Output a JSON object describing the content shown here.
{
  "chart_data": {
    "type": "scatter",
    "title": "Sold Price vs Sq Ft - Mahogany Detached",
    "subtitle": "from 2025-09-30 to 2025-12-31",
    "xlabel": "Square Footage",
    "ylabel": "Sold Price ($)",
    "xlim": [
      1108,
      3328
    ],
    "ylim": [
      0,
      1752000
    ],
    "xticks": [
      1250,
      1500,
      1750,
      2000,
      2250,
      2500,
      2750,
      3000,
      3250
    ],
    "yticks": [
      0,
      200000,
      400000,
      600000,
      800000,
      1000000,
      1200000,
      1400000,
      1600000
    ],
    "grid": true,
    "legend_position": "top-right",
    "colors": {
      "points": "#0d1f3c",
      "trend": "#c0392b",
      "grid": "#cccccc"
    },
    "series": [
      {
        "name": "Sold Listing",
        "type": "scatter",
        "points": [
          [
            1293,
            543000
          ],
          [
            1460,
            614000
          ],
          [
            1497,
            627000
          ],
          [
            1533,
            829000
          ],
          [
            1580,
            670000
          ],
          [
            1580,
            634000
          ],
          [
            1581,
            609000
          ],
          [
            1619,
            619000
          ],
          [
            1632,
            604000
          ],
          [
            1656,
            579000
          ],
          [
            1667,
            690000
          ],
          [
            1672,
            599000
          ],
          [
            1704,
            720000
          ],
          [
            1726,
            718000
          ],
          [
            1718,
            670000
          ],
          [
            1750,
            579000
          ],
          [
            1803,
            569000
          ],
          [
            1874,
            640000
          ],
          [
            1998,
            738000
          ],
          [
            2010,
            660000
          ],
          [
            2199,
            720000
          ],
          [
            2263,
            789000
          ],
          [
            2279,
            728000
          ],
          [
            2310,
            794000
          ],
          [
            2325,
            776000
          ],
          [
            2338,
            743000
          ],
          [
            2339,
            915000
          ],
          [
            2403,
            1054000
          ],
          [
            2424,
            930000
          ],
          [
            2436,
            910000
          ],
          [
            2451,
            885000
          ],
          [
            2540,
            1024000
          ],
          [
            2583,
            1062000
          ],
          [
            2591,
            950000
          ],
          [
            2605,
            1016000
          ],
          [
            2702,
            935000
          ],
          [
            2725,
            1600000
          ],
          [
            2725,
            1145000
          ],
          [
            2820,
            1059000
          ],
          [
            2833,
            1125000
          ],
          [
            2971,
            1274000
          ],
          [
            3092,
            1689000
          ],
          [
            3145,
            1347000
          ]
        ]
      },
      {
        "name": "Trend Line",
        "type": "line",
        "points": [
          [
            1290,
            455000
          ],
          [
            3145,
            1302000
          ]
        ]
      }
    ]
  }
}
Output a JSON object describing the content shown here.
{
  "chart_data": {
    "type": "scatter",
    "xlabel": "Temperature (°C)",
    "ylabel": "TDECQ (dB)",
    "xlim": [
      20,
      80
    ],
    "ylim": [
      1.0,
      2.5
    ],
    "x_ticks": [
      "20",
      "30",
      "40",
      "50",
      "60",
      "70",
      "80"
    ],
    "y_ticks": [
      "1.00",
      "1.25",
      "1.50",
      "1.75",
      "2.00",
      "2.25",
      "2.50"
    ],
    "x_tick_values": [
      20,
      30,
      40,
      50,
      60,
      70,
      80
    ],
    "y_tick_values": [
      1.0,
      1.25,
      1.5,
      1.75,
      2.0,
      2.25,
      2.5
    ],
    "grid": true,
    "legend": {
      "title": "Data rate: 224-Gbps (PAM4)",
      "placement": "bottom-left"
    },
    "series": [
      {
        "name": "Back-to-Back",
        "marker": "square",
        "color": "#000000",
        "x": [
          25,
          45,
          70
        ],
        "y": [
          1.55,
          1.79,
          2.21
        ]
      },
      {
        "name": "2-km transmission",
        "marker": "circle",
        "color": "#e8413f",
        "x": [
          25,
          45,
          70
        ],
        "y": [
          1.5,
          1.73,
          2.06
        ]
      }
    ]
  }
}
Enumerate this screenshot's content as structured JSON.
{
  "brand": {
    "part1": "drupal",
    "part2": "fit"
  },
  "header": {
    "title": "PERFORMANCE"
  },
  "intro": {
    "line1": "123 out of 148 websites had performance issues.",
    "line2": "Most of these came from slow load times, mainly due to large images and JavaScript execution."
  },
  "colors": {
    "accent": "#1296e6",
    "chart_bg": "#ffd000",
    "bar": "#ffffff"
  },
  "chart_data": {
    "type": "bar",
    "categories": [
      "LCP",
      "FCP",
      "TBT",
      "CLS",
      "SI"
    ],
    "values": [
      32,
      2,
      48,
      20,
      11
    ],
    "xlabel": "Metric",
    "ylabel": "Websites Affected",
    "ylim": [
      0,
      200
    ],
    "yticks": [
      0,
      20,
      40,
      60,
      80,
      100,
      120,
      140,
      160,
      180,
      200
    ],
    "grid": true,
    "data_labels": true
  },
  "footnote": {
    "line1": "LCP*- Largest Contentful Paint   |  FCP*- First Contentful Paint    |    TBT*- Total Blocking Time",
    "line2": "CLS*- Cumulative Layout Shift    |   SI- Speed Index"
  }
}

> Short problem: Copy down the whole of the data above, matching it exactly.

> Answer to the exercise:
Output a JSON object describing the content shown here.
{
  "chart_data": {
    "type": "scatter",
    "title": "Sold Price vs Sq Ft - Mahogany Detached",
    "subtitle": "from 2025-09-30 to 2025-12-31",
    "xlabel": "Square Footage",
    "ylabel": "Sold Price ($)",
    "xlim": [
      1108,
      3328
    ],
    "ylim": [
      0,
      1752000
    ],
    "xticks": [
      1250,
      1500,
      1750,
      2000,
      2250,
      2500,
      2750,
      3000,
      3250
    ],
    "yticks": [
      0,
      200000,
      400000,
      600000,
      800000,
      1000000,
      1200000,
      1400000,
      1600000
    ],
    "grid": true,
    "legend_position": "top-right",
    "colors": {
      "points": "#0d1f3c",
      "trend": "#c0392b",
      "grid": "#cccccc"
    },
    "series": [
      {
        "name": "Sold Listing",
        "type": "scatter",
        "points": [
          [
            1293,
            543000
          ],
          [
            1460,
            614000
          ],
          [
            1497,
            627000
          ],
          [
            1533,
            829000
          ],
          [
            1580,
            670000
          ],
          [
            1580,
            634000
          ],
          [
            1581,
            609000
          ],
          [
            1619,
            619000
          ],
          [
            1632,
            604000
          ],
          [
            1656,
            579000
          ],
          [
            1667,
            690000
          ],
          [
            1672,
            599000
          ],
          [
            1704,
            720000
          ],
          [
            1726,
            718000
          ],
          [
            1718,
            670000
          ],
          [
            1750,
            579000
          ],
          [
            1803,
            569000
          ],
          [
            1874,
            640000
          ],
          [
            1998,
            738000
          ],
          [
            2010,
            660000
          ],
          [
            2199,
            720000
          ],
          [
            2263,
            789000
          ],
          [
            2279,
            728000
          ],
          [
            2310,
            794000
          ],
          [
            2325,
            776000
          ],
          [
            2338,
            743000
          ],
          [
            2339,
            915000
          ],
          [
            2403,
            1054000
          ],
          [
            2424,
            930000
          ],
          [
            2436,
            910000
          ],
          [
            2451,
            885000
          ],
          [
            2540,
            1024000
          ],
          [
            2583,
            1062000
          ],
          [
            2591,
            950000
          ],
          [
            2605,
            1016000
          ],
          [
            2702,
            935000
          ],
          [
            2725,
            1600000
          ],
          [
            2725,
            1145000
          ],
          [
            2820,
            1059000
          ],
          [
            2833,
            1125000
          ],
          [
            2971,
            1274000
          ],
          [
            3092,
            1689000
          ],
          [
            3145,
            1347000
          ]
        ]
      },
      {
        "name": "Trend Line",
        "type": "line",
        "points": [
          [
            1290,
            455000
          ],
          [
            3145,
            1302000
          ]
        ]
      }
    ]
  }
}
Output a JSON object describing the content shown here.
{
  "chart_data": {
    "type": "scatter",
    "xlabel": "Temperature (°C)",
    "ylabel": "TDECQ (dB)",
    "xlim": [
      20,
      80
    ],
    "ylim": [
      1.0,
      2.5
    ],
    "x_ticks": [
      "20",
      "30",
      "40",
      "50",
      "60",
      "70",
      "80"
    ],
    "y_ticks": [
      "1.00",
      "1.25",
      "1.50",
      "1.75",
      "2.00",
      "2.25",
      "2.50"
    ],
    "x_tick_values": [
      20,
      30,
      40,
      50,
      60,
      70,
      80
    ],
    "y_tick_values": [
      1.0,
      1.25,
      1.5,
      1.75,
      2.0,
      2.25,
      2.5
    ],
    "grid": true,
    "legend": {
      "title": "Data rate: 224-Gbps (PAM4)",
      "placement": "bottom-left"
    },
    "series": [
      {
        "name": "Back-to-Back",
        "marker": "square",
        "color": "#000000",
        "x": [
          25,
          45,
          70
        ],
        "y": [
          1.55,
          1.79,
          2.21
        ]
      },
      {
        "name": "2-km transmission",
        "marker": "circle",
        "color": "#e8413f",
        "x": [
          25,
          45,
          70
        ],
        "y": [
          1.5,
          1.73,
          2.06
        ]
      }
    ]
  }
}
Enumerate this screenshot's content as structured JSON.
{
  "brand": {
    "part1": "drupal",
    "part2": "fit"
  },
  "header": {
    "title": "PERFORMANCE"
  },
  "intro": {
    "line1": "123 out of 148 websites had performance issues.",
    "line2": "Most of these came from slow load times, mainly due to large images and JavaScript execution."
  },
  "colors": {
    "accent": "#1296e6",
    "chart_bg": "#ffd000",
    "bar": "#ffffff"
  },
  "chart_data": {
    "type": "bar",
    "categories": [
      "LCP",
      "FCP",
      "TBT",
      "CLS",
      "SI"
    ],
    "values": [
      32,
      2,
      48,
      20,
      11
    ],
    "xlabel": "Metric",
    "ylabel": "Websites Affected",
    "ylim": [
      0,
      200
    ],
    "yticks": [
      0,
      20,
      40,
      60,
      80,
      100,
      120,
      140,
      160,
      180,
      200
    ],
    "grid": true,
    "data_labels": true
  },
  "footnote": {
    "line1": "LCP*- Largest Contentful Paint   |  FCP*- First Contentful Paint    |    TBT*- Total Blocking Time",
    "line2": "CLS*- Cumulative Layout Shift    |   SI- Speed Index"
  }
}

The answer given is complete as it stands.